**Rows from a figure dataset:**
+-------+

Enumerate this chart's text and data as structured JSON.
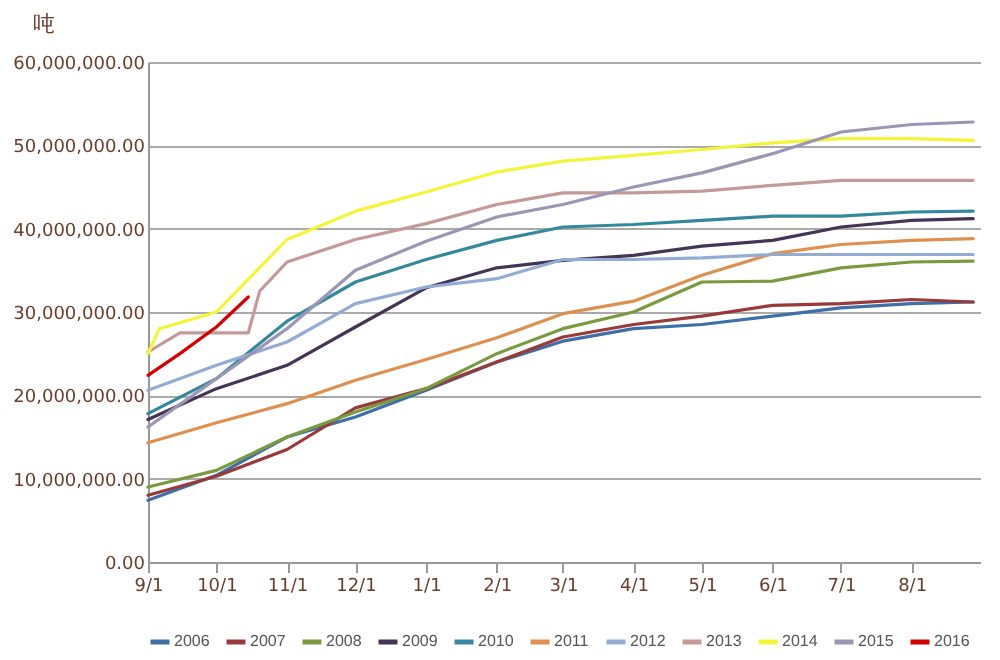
{
  "chart_data": {
    "type": "line",
    "ylabel": "吨",
    "xlim": [
      "2015-09-01",
      "2016-08-31"
    ],
    "xticks": [
      {
        "value": "2015-09-01",
        "label": "9/1"
      },
      {
        "value": "2015-10-01",
        "label": "10/1"
      },
      {
        "value": "2015-11-01",
        "label": "11/1"
      },
      {
        "value": "2015-12-01",
        "label": "12/1"
      },
      {
        "value": "2016-01-01",
        "label": "1/1"
      },
      {
        "value": "2016-02-01",
        "label": "2/1"
      },
      {
        "value": "2016-03-01",
        "label": "3/1"
      },
      {
        "value": "2016-04-01",
        "label": "4/1"
      },
      {
        "value": "2016-05-01",
        "label": "5/1"
      },
      {
        "value": "2016-06-01",
        "label": "6/1"
      },
      {
        "value": "2016-07-01",
        "label": "7/1"
      },
      {
        "value": "2016-08-01",
        "label": "8/1"
      }
    ],
    "ylim": [
      0,
      60000000
    ],
    "yticks": [
      {
        "value": 0,
        "label": "0.00"
      },
      {
        "value": 10000000,
        "label": "10,000,000.00"
      },
      {
        "value": 20000000,
        "label": "20,000,000.00"
      },
      {
        "value": 30000000,
        "label": "30,000,000.00"
      },
      {
        "value": 40000000,
        "label": "40,000,000.00"
      },
      {
        "value": 50000000,
        "label": "50,000,000.00"
      },
      {
        "value": 60000000,
        "label": "60,000,000.00"
      }
    ],
    "grid": "y",
    "legend": "bottom",
    "marker": "none",
    "line_style": "solid",
    "series": [
      {
        "name": "2006",
        "color": "#3f6fa8",
        "x": [
          "2015-09-01",
          "2015-10-01",
          "2015-11-01",
          "2015-12-01",
          "2016-01-01",
          "2016-02-01",
          "2016-03-01",
          "2016-04-01",
          "2016-05-01",
          "2016-06-01",
          "2016-07-01",
          "2016-08-01",
          "2016-08-28"
        ],
        "values": [
          7400000,
          10400000,
          15000000,
          17400000,
          20600000,
          24000000,
          26500000,
          28000000,
          28500000,
          29500000,
          30500000,
          31000000,
          31200000
        ]
      },
      {
        "name": "2007",
        "color": "#983a3a",
        "x": [
          "2015-09-01",
          "2015-10-01",
          "2015-11-01",
          "2015-12-01",
          "2016-01-01",
          "2016-02-01",
          "2016-03-01",
          "2016-04-01",
          "2016-05-01",
          "2016-06-01",
          "2016-07-01",
          "2016-08-01",
          "2016-08-28"
        ],
        "values": [
          8000000,
          10300000,
          13500000,
          18500000,
          20800000,
          24000000,
          27000000,
          28500000,
          29500000,
          30800000,
          31000000,
          31500000,
          31200000
        ]
      },
      {
        "name": "2008",
        "color": "#7a9a40",
        "x": [
          "2015-09-01",
          "2015-10-01",
          "2015-11-01",
          "2015-12-01",
          "2016-01-01",
          "2016-02-01",
          "2016-03-01",
          "2016-04-01",
          "2016-05-01",
          "2016-06-01",
          "2016-07-01",
          "2016-08-01",
          "2016-08-28"
        ],
        "values": [
          9000000,
          11000000,
          15000000,
          18000000,
          20800000,
          25000000,
          28000000,
          30000000,
          33600000,
          33700000,
          35300000,
          36000000,
          36100000
        ]
      },
      {
        "name": "2009",
        "color": "#443456",
        "x": [
          "2015-09-01",
          "2015-10-01",
          "2015-11-01",
          "2015-12-01",
          "2016-01-01",
          "2016-02-01",
          "2016-03-01",
          "2016-04-01",
          "2016-05-01",
          "2016-06-01",
          "2016-07-01",
          "2016-08-01",
          "2016-08-28"
        ],
        "values": [
          17100000,
          20800000,
          23600000,
          28200000,
          32900000,
          35300000,
          36200000,
          36800000,
          37900000,
          38600000,
          40200000,
          41000000,
          41200000
        ]
      },
      {
        "name": "2010",
        "color": "#34889e",
        "x": [
          "2015-09-01",
          "2015-10-01",
          "2015-11-01",
          "2015-12-01",
          "2016-01-01",
          "2016-02-01",
          "2016-03-01",
          "2016-04-01",
          "2016-05-01",
          "2016-06-01",
          "2016-07-01",
          "2016-08-01",
          "2016-08-28"
        ],
        "values": [
          17800000,
          22000000,
          28900000,
          33600000,
          36300000,
          38600000,
          40200000,
          40500000,
          41000000,
          41500000,
          41500000,
          42000000,
          42100000
        ]
      },
      {
        "name": "2011",
        "color": "#de9050",
        "x": [
          "2015-09-01",
          "2015-10-01",
          "2015-11-01",
          "2015-12-01",
          "2016-01-01",
          "2016-02-01",
          "2016-03-01",
          "2016-04-01",
          "2016-05-01",
          "2016-06-01",
          "2016-07-01",
          "2016-08-01",
          "2016-08-28"
        ],
        "values": [
          14300000,
          16700000,
          19000000,
          21800000,
          24300000,
          26900000,
          29800000,
          31300000,
          34400000,
          37000000,
          38100000,
          38600000,
          38800000
        ]
      },
      {
        "name": "2012",
        "color": "#93acd4",
        "x": [
          "2015-09-01",
          "2015-10-01",
          "2015-11-01",
          "2015-12-01",
          "2016-01-01",
          "2016-02-01",
          "2016-03-01",
          "2016-04-01",
          "2016-05-01",
          "2016-06-01",
          "2016-07-01",
          "2016-08-01",
          "2016-08-28"
        ],
        "values": [
          20600000,
          23600000,
          26400000,
          31000000,
          33000000,
          34000000,
          36300000,
          36300000,
          36500000,
          36900000,
          36900000,
          36900000,
          36900000
        ]
      },
      {
        "name": "2013",
        "color": "#c49a98",
        "x": [
          "2015-09-01",
          "2015-09-15",
          "2015-10-15",
          "2015-10-20",
          "2015-11-01",
          "2015-12-01",
          "2016-01-01",
          "2016-02-01",
          "2016-03-01",
          "2016-04-01",
          "2016-05-01",
          "2016-06-01",
          "2016-07-01",
          "2016-08-01",
          "2016-08-28"
        ],
        "values": [
          25200000,
          27500000,
          27500000,
          32500000,
          36000000,
          38700000,
          40600000,
          42900000,
          44300000,
          44300000,
          44500000,
          45200000,
          45800000,
          45800000,
          45800000
        ]
      },
      {
        "name": "2014",
        "color": "#f4f43a",
        "x": [
          "2015-09-01",
          "2015-09-06",
          "2015-10-01",
          "2015-11-01",
          "2015-12-01",
          "2016-01-01",
          "2016-02-01",
          "2016-03-01",
          "2016-04-01",
          "2016-05-01",
          "2016-06-01",
          "2016-07-01",
          "2016-08-01",
          "2016-08-28"
        ],
        "values": [
          25000000,
          28000000,
          30000000,
          38700000,
          42100000,
          44400000,
          46800000,
          48100000,
          48800000,
          49500000,
          50300000,
          50800000,
          50800000,
          50600000
        ]
      },
      {
        "name": "2015",
        "color": "#9a96b4",
        "x": [
          "2015-09-01",
          "2015-10-01",
          "2015-11-01",
          "2015-12-01",
          "2016-01-01",
          "2016-02-01",
          "2016-03-01",
          "2016-04-01",
          "2016-05-01",
          "2016-06-01",
          "2016-07-01",
          "2016-08-01",
          "2016-08-28"
        ],
        "values": [
          16200000,
          22000000,
          28000000,
          35000000,
          38500000,
          41400000,
          42900000,
          45000000,
          46700000,
          49000000,
          51600000,
          52500000,
          52800000
        ]
      },
      {
        "name": "2016",
        "color": "#d40000",
        "x": [
          "2015-09-01",
          "2015-09-15",
          "2015-10-01",
          "2015-10-15"
        ],
        "values": [
          22400000,
          25000000,
          28200000,
          31800000
        ]
      }
    ]
  }
}
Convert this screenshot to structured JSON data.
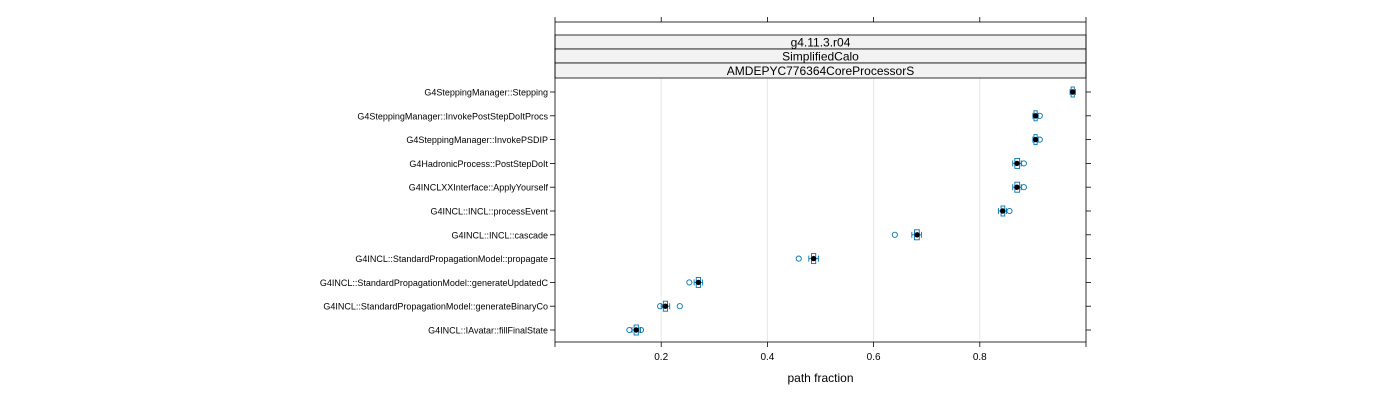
{
  "chart_data": {
    "type": "box",
    "panel_strips": [
      "g4.11.3.r04",
      "SimplifiedCalo",
      "AMDEPYC776364CoreProcessorS"
    ],
    "xlabel": "path fraction",
    "xlim": [
      0.0,
      1.0
    ],
    "x_ticks": [
      0.2,
      0.4,
      0.6,
      0.8
    ],
    "grid": "vertical",
    "colors": {
      "box": "#0072b2",
      "median": "#000000",
      "grid": "#e6e6e6",
      "strip_bg": "#f2f2f2"
    },
    "categories": [
      "G4SteppingManager::Stepping",
      "G4SteppingManager::InvokePostStepDoItProcs",
      "G4SteppingManager::InvokePSDIP",
      "G4HadronicProcess::PostStepDoIt",
      "G4INCLXXInterface::ApplyYourself",
      "G4INCL::INCL::processEvent",
      "G4INCL::INCL::cascade",
      "G4INCL::StandardPropagationModel::propagate",
      "G4INCL::StandardPropagationModel::generateUpdatedC",
      "G4INCL::StandardPropagationModel::generateBinaryCo",
      "G4INCL::IAvatar::fillFinalState"
    ],
    "stats": [
      {
        "q1": 0.972,
        "median": 0.975,
        "q3": 0.978,
        "wlo": 0.97,
        "whi": 0.98,
        "outliers": []
      },
      {
        "q1": 0.902,
        "median": 0.905,
        "q3": 0.908,
        "wlo": 0.9,
        "whi": 0.91,
        "outliers": [
          0.913
        ]
      },
      {
        "q1": 0.902,
        "median": 0.905,
        "q3": 0.908,
        "wlo": 0.9,
        "whi": 0.91,
        "outliers": [
          0.913
        ]
      },
      {
        "q1": 0.866,
        "median": 0.87,
        "q3": 0.875,
        "wlo": 0.862,
        "whi": 0.878,
        "outliers": [
          0.883
        ]
      },
      {
        "q1": 0.866,
        "median": 0.87,
        "q3": 0.875,
        "wlo": 0.862,
        "whi": 0.878,
        "outliers": [
          0.883
        ]
      },
      {
        "q1": 0.84,
        "median": 0.843,
        "q3": 0.847,
        "wlo": 0.835,
        "whi": 0.85,
        "outliers": [
          0.856
        ]
      },
      {
        "q1": 0.677,
        "median": 0.682,
        "q3": 0.686,
        "wlo": 0.672,
        "whi": 0.69,
        "outliers": [
          0.64
        ]
      },
      {
        "q1": 0.483,
        "median": 0.487,
        "q3": 0.491,
        "wlo": 0.478,
        "whi": 0.496,
        "outliers": [
          0.459
        ]
      },
      {
        "q1": 0.266,
        "median": 0.27,
        "q3": 0.274,
        "wlo": 0.262,
        "whi": 0.278,
        "outliers": [
          0.253
        ]
      },
      {
        "q1": 0.204,
        "median": 0.208,
        "q3": 0.212,
        "wlo": 0.2,
        "whi": 0.216,
        "outliers": [
          0.198,
          0.235
        ]
      },
      {
        "q1": 0.149,
        "median": 0.153,
        "q3": 0.157,
        "wlo": 0.145,
        "whi": 0.161,
        "outliers": [
          0.14,
          0.162
        ]
      }
    ]
  }
}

+-------+

**WORK TO COMPLETE:** Answer only with how many lines in the records include "StandardPropagationModel".

**EXERCISE OUTPUT:** 3